GETOONDE TEKST
HOOFDSTUK 3 SLOTBEPALINGEN

Artikel 9 Intrekken oude regeling

Artikel 4:15 van de Verordening interne zaken provincie Utrecht 2004 wordt ingetrokken.

Artikel 10 Inwerkingtreding

  • 1.

    Deze verordening treedt in werking met ingang van de dag na de datum van uitgifte van het provinciaal blad waarin het wordt geplaatst.

  • 2.

    Deze verordening geldt voor de verantwoording van het begrotingsjaar 2018 en volgende.

Artikel 11 Citeertitel

Deze verordening wordt aangehaald als: Controleverordening provincie Utrecht.

Aldus vastgesteld in de openbare vergadering van provinciale staten van Utrecht van 09-07-2018.

Provinciale staten van Utrecht,

Voorzitter,

Griffier,

Artikelsgewijze toelichting

Algemeen

Deze verordening stelt nadere regels vast voor de controle op het financiële beheer en op de inrichting van de financiële organisatie. Deze verordening waarborgt dat de rechtmatigheid van het financiële beheer en van de inrichting van de financiële organisatie wordt getoetst. Deze verordening vervangt artikel 4:15 van de Verordening interne zaken provincie Utrecht 2004.

Artikel 3 Opdrachtverlening accountantscontrole

Na afloop van ieder begrotingsjaar moet Gedeputeerde Staten verantwoording afleggen aan Provinciale Staten over het gevoerde bestuur door overlegging van de jaarrekening en het jaarverslag (artikel 201, lid 1, Provinciewet). Voor het overleggen van deze stukken aan Provinciale Staten moet de jaarrekening door een bevoegd accountant zijn gecontroleerd (artikel 217 Provinciewet). De accountant controleert de jaarrekening in opdracht van Provinciale Staten. Het is dan ook Provinciale Staten, die de accountant aanwijst (artikel 217 Provinciewet).

 

De periode van de verbintenis met de accountant uit het tweede lid impliceert niet, dat daarna van accountant wordt gewisseld. De accountant maakt bij de nieuwe aanbesteding wederom kans op de opdracht. Zou Provinciale Staten per periode willen wisselen van controlerend accountant, dan zal hierbij met de aanbesteding rekening mee moeten worden gehouden. De controlerend accountant als persoon (dus niet het kantoor ) mag maximaal voor een periode van 7 jaar verbonden zijn aan dezelfde opdrachtgever.

AANGELEVERDE GEGEVENS
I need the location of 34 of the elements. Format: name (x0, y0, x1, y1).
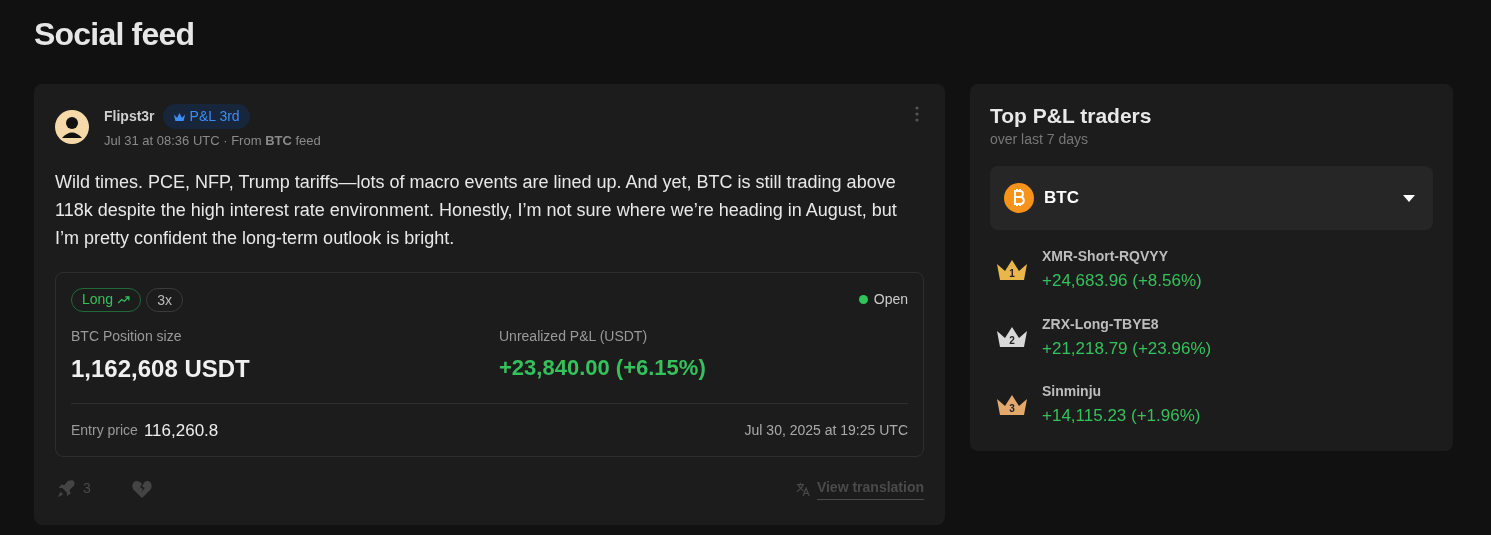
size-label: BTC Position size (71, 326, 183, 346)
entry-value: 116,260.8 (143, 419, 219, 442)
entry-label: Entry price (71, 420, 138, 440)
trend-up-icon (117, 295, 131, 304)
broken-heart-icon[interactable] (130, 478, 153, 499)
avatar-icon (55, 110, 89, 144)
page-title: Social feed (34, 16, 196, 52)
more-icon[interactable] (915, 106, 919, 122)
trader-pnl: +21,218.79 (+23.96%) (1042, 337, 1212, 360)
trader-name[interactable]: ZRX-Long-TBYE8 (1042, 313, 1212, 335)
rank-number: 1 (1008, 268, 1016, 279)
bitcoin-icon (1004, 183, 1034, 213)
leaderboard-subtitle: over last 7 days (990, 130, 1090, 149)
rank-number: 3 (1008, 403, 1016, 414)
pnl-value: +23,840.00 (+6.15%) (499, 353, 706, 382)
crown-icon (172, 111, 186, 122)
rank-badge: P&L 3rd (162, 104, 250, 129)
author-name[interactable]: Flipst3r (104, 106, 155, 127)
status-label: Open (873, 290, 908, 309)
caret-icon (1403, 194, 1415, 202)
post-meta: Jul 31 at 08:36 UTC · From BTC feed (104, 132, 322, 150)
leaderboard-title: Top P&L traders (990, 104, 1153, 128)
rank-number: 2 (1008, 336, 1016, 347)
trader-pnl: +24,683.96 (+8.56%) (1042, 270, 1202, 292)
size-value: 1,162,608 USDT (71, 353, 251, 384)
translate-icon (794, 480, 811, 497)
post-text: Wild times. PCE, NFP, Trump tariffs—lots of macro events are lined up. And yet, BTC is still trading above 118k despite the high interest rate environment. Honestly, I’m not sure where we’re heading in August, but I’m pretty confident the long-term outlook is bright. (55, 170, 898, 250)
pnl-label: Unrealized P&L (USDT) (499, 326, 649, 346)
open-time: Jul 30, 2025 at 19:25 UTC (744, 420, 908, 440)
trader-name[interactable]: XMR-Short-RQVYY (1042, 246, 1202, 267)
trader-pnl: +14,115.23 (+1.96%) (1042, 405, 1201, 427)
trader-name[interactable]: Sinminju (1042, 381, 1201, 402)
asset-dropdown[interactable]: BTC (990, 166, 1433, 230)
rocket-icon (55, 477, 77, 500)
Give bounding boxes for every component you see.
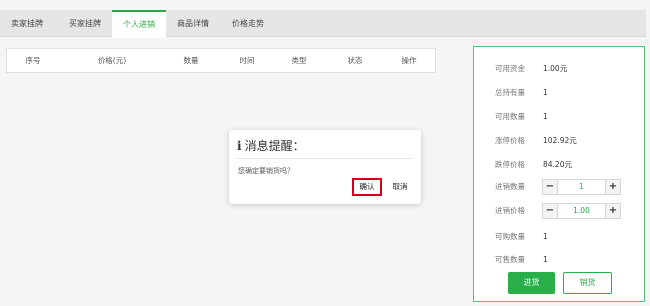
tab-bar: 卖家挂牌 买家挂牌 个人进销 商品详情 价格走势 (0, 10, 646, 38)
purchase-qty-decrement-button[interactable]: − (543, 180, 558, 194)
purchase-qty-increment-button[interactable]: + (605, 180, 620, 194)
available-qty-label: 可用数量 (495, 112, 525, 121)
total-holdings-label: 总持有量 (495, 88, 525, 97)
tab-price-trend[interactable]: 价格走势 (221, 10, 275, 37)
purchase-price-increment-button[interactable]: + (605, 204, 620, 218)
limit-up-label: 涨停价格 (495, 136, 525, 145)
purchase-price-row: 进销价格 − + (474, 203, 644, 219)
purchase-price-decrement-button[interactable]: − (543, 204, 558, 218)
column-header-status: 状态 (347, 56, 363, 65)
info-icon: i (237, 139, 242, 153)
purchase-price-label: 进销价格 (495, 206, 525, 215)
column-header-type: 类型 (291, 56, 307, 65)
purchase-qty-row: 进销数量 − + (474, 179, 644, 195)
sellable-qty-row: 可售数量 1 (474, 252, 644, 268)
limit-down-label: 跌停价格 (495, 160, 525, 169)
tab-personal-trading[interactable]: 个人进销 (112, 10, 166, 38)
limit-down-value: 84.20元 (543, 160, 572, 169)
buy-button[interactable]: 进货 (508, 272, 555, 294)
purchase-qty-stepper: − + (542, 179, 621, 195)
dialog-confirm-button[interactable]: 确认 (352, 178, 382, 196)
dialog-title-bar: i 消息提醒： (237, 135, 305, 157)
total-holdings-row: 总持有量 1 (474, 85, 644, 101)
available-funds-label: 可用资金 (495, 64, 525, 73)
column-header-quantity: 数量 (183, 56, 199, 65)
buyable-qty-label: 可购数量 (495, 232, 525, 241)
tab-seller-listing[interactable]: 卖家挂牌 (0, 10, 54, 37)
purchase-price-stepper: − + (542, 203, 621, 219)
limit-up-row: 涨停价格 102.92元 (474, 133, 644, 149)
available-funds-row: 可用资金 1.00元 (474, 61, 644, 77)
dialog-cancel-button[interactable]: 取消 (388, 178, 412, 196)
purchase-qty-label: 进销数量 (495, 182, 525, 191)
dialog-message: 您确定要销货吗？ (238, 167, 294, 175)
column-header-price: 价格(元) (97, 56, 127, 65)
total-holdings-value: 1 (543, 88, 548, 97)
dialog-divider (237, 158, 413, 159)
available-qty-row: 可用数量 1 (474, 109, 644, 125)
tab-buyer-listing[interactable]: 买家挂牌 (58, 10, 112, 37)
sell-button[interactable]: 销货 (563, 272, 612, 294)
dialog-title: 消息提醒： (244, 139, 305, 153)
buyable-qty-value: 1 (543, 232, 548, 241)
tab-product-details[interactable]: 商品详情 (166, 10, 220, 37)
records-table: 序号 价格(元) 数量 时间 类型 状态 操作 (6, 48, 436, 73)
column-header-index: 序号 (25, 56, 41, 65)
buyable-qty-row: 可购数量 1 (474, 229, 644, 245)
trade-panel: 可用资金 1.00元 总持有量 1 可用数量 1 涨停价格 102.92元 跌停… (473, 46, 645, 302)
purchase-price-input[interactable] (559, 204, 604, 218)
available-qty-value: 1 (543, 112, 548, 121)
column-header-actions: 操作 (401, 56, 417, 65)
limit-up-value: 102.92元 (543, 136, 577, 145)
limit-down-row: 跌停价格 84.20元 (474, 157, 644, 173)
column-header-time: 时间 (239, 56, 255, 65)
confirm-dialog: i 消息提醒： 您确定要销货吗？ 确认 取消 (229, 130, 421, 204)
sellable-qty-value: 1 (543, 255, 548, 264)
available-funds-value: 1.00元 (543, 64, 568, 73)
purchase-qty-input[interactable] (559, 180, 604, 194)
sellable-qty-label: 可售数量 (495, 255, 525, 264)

OPDRACHTEN
a - Zet de regels uit de gegevens, van de regel met "size-label: BTC Position" tot en met de regel met "Give bounding boxes", als JSON-lijst van strings, met één string per regel en zonder lege regels.
b - Schrijf de tekst over de controleverordening van de provincie Utrecht verder vanaf de laatste zin.
De tekst en de gegevens hebben niets met elkaar te maken.

VERWACHTE ANTWOORDEN
a -
[
  "size-label: BTC Position size (71, 326, 183, 346)",
  "entry-value: 116,260.8 (143, 419, 219, 442)",
  "entry-label: Entry price (71, 420, 138, 440)",
  "trend-up-icon (117, 295, 131, 304)",
  "broken-heart-icon[interactable] (130, 478, 153, 499)",
  "avatar-icon (55, 110, 89, 144)",
  "page-title: Social feed (34, 16, 196, 52)",
  "more-icon[interactable] (915, 106, 919, 122)",
  "trader-pnl: +21,218.79 (+23.96%) (1042, 337, 1212, 360)",
  "trader-name[interactable]: ZRX-Long-TBYE8 (1042, 313, 1212, 335)",
  "rank-number: 1 (1008, 268, 1016, 279)",
  "bitcoin-icon (1004, 183, 1034, 213)",
  "leaderboard-subtitle: over last 7 days (990, 130, 1090, 149)",
  "rank-number: 3 (1008, 403, 1016, 414)",
  "pnl-value: +23,840.00 (+6.15%) (499, 353, 706, 382)",
  "crown-icon (172, 111, 186, 122)",
  "rank-badge: P&L 3rd (162, 104, 250, 129)",
  "author-name[interactable]: Flipst3r (104, 106, 155, 127)",
  "status-label: Open (873, 290, 908, 309)",
  "caret-icon (1403, 194, 1415, 202)",
  "post-meta: Jul 31 at 08:36 UTC · From BTC feed (104, 132, 322, 150)",
  "leaderboard-title: Top P&L traders (990, 104, 1153, 128)",
  "rank-number: 2 (1008, 336, 1016, 347)",
  "trader-pnl: +24,683.96 (+8.56%) (1042, 270, 1202, 292)",
  "size-value: 1,162,608 USDT (71, 353, 251, 384)",
  "translate-icon (794, 480, 811, 497)",
  "post-text: Wild times. PCE, NFP, Trump tariffs—lots of macro events are lined up. And yet, BTC is still trading above 118k despite the high interest rate environment. Honestly, I’m not sure where we’re heading in August, but I’m pretty confident the long-term outlook is bright. (55, 170, 898, 250)",
  "pnl-label: Unrealized P&L (USDT) (499, 326, 649, 346)",
  "open-time: Jul 30, 2025 at 19:25 UTC (744, 420, 908, 440)",
  "trader-name[interactable]: XMR-Short-RQVYY (1042, 246, 1202, 267)",
  "trader-pnl: +14,115.23 (+1.96%) (1042, 405, 1201, 427)",
  "trader-name[interactable]: Sinminju (1042, 381, 1201, 402)",
  "asset-dropdown[interactable]: BTC (990, 166, 1433, 230)",
  "rocket-icon (55, 477, 77, 500)",
  "Give bounding boxes for every component you see."
]

b -
Voor de accountantscontrole geldt het “Besluit accountantscontrole decentrale overheden; (Bado)” dat krachtens artikel 217, lid 6 Provinciewet door de minister is vastgesteld. Het “Bado” bevat onder andere de minimumregels voor de goedkeuringstoleranties voor de controleverklaring en de rapporteringstoleranties voor het verslag van bevindingen.

 

Een goedkeuringstolerantie is een tolerantie voor fouten in de jaarrekening of onzekerheden in de controle in de vorm van een percentage van de totale lasten van de provincie (de omvangsbasis). De goedkeuringstoleranties worden door de accountant gehanteerd ten behoeve van zijn oordeelsvorming over de jaarrekening. In het Bado worden maximale percentages voor de goedkeuringstoleranties gegeven (1% voor fouten in posten van de jaarrekening en eventuele door Provinciale Staten aan te wijzen deelverantwoordingen en 3% voor onzekerheden in de controle). De goedkeuringstoleranties kunnen door Provinciale Staten lager worden vastgesteld.

 

Een rapporteringstolerantie is het bedrag dat voortvloeit uit een goedkeuringstolerantie en dient als tolerantie voor rapportage in het verslag van bevindingen. Rapporteringstoleranties kunnen door de Provinciale Staten lager worden gesteld dan de uit de goedkeuringstoleranties voortvloeiende bedragen.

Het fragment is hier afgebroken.